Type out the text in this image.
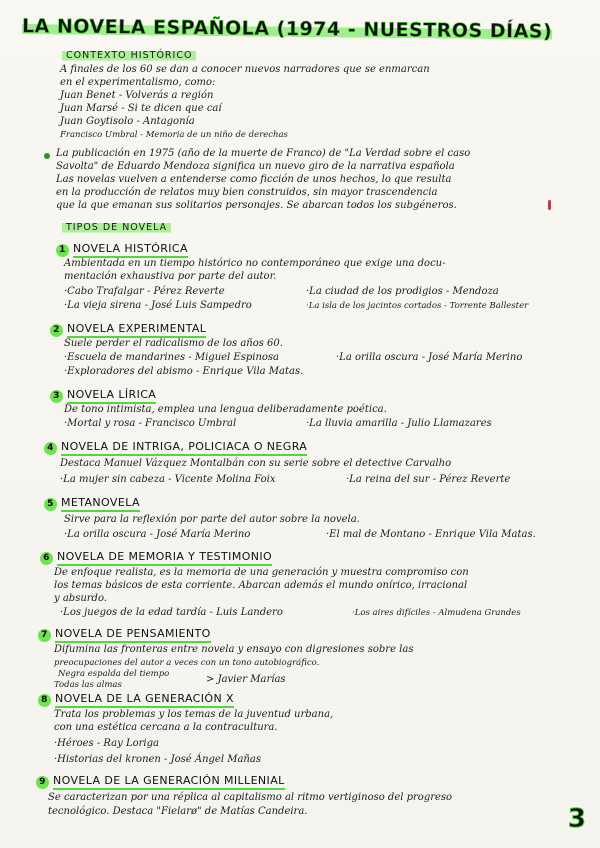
LA NOVELA ESPAÑOLA (1974 - NUESTROS DÍAS)
CONTEXTO HISTÓRICO
A finales de los 60 se dan a conocer nuevos narradores que se enmarcan
en el experimentalismo, como:
Juan Benet - Volverás a región
Juan Marsé - Si te dicen que caí
Juan Goytisolo - Antagonía
Francisco Umbral - Memoria de un niño de derechas
La publicación en 1975 (año de la muerte de Franco) de "La Verdad sobre el caso
Savolta" de Eduardo Mendoza significa un nuevo giro de la narrativa española
Las novelas vuelven a entenderse como ficción de unos hechos, lo que resulta
en la producción de relatos muy bien construidos, sin mayor trascendencia
que la que emanan sus solitarios personajes. Se abarcan todos los subgéneros.
TIPOS DE NOVELA
1 NOVELA HISTÓRICA
Ambientada en un tiempo histórico no contemporáneo que exige una docu-
mentación exhaustiva por parte del autor.
·Cabo Trafalgar - Pérez Reverte	·La ciudad de los prodigios - Mendoza
·La vieja sirena - José Luis Sampedro	·La isla de los jacintos cortados - Torrente Ballester
2 NOVELA EXPERIMENTAL
Suele perder el radicalismo de los años 60.
·Escuela de mandarines - Miguel Espinosa	·La orilla oscura - José María Merino
·Exploradores del abismo - Enrique Vila Matas.
3 NOVELA LÍRICA
De tono intimista, emplea una lengua deliberadamente poética.
·Mortal y rosa - Francisco Umbral	·La lluvia amarilla - Julio Llamazares
4 NOVELA DE INTRIGA, POLICIACA O NEGRA
Destaca Manuel Vázquez Montalbán con su serie sobre el detective Carvalho
·La mujer sin cabeza - Vicente Molina Foix	·La reina del sur - Pérez Reverte
5 METANOVELA
Sirve para la reflexión por parte del autor sobre la novela.
·La orilla oscura - José María Merino	·El mal de Montano - Enrique Vila Matas.
6 NOVELA DE MEMORIA Y TESTIMONIO
De enfoque realista, es la memoria de una generación y muestra compromiso con
los temas básicos de esta corriente. Abarcan además el mundo onírico, irracional
y absurdo.
·Los juegos de la edad tardía - Luis Landero	·Los aires difíciles - Almudena Grandes
7 NOVELA DE PENSAMIENTO
Difumina las fronteras entre novela y ensayo con digresiones sobre las
preocupaciones del autor a veces con un tono autobiográfico.
Negra espalda del tiempo
Todas las almas	> Javier Marías
8 NOVELA DE LA GENERACIÓN X
Trata los problemas y los temas de la juventud urbana,
con una estética cercana a la contracultura.
·Héroes - Ray Loriga
·Historias del kronen - José Ángel Mañas
9 NOVELA DE LA GENERACIÓN MILLENIAL
Se caracterizan por una réplica al capitalismo al ritmo vertiginoso del progreso
tecnológico. Destaca "Fielarø" de Matías Candeira.	3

====

Copy all the data exactly as written, but skip any picture.

REPLY >>
Type out the text in this image.
LA NOVELA ESPAÑOLA (1974 - NUESTROS DÍAS)
CONTEXTO HISTÓRICO
A finales de los 60 se dan a conocer nuevos narradores que se enmarcan
en el experimentalismo, como:
Juan Benet - Volverás a región
Juan Marsé - Si te dicen que caí
Juan Goytisolo - Antagonía
Francisco Umbral - Memoria de un niño de derechas
La publicación en 1975 (año de la muerte de Franco) de "La Verdad sobre el caso
Savolta" de Eduardo Mendoza significa un nuevo giro de la narrativa española
Las novelas vuelven a entenderse como ficción de unos hechos, lo que resulta
en la producción de relatos muy bien construidos, sin mayor trascendencia
que la que emanan sus solitarios personajes. Se abarcan todos los subgéneros.
TIPOS DE NOVELA
1 NOVELA HISTÓRICA
Ambientada en un tiempo histórico no contemporáneo que exige una docu-
mentación exhaustiva por parte del autor.
·Cabo Trafalgar - Pérez Reverte	·La ciudad de los prodigios - Mendoza
·La vieja sirena - José Luis Sampedro	·La isla de los jacintos cortados - Torrente Ballester
2 NOVELA EXPERIMENTAL
Suele perder el radicalismo de los años 60.
·Escuela de mandarines - Miguel Espinosa	·La orilla oscura - José María Merino
·Exploradores del abismo - Enrique Vila Matas.
3 NOVELA LÍRICA
De tono intimista, emplea una lengua deliberadamente poética.
·Mortal y rosa - Francisco Umbral	·La lluvia amarilla - Julio Llamazares
4 NOVELA DE INTRIGA, POLICIACA O NEGRA
Destaca Manuel Vázquez Montalbán con su serie sobre el detective Carvalho
·La mujer sin cabeza - Vicente Molina Foix	·La reina del sur - Pérez Reverte
5 METANOVELA
Sirve para la reflexión por parte del autor sobre la novela.
·La orilla oscura - José María Merino	·El mal de Montano - Enrique Vila Matas.
6 NOVELA DE MEMORIA Y TESTIMONIO
De enfoque realista, es la memoria de una generación y muestra compromiso con
los temas básicos de esta corriente. Abarcan además el mundo onírico, irracional
y absurdo.
·Los juegos de la edad tardía - Luis Landero	·Los aires difíciles - Almudena Grandes
7 NOVELA DE PENSAMIENTO
Difumina las fronteras entre novela y ensayo con digresiones sobre las
preocupaciones del autor a veces con un tono autobiográfico.
Negra espalda del tiempo
Todas las almas	> Javier Marías
8 NOVELA DE LA GENERACIÓN X
Trata los problemas y los temas de la juventud urbana,
con una estética cercana a la contracultura.
·Héroes - Ray Loriga
·Historias del kronen - José Ángel Mañas
9 NOVELA DE LA GENERACIÓN MILLENIAL
Se caracterizan por una réplica al capitalismo al ritmo vertiginoso del progreso
tecnológico. Destaca "Fielarø" de Matías Candeira.	3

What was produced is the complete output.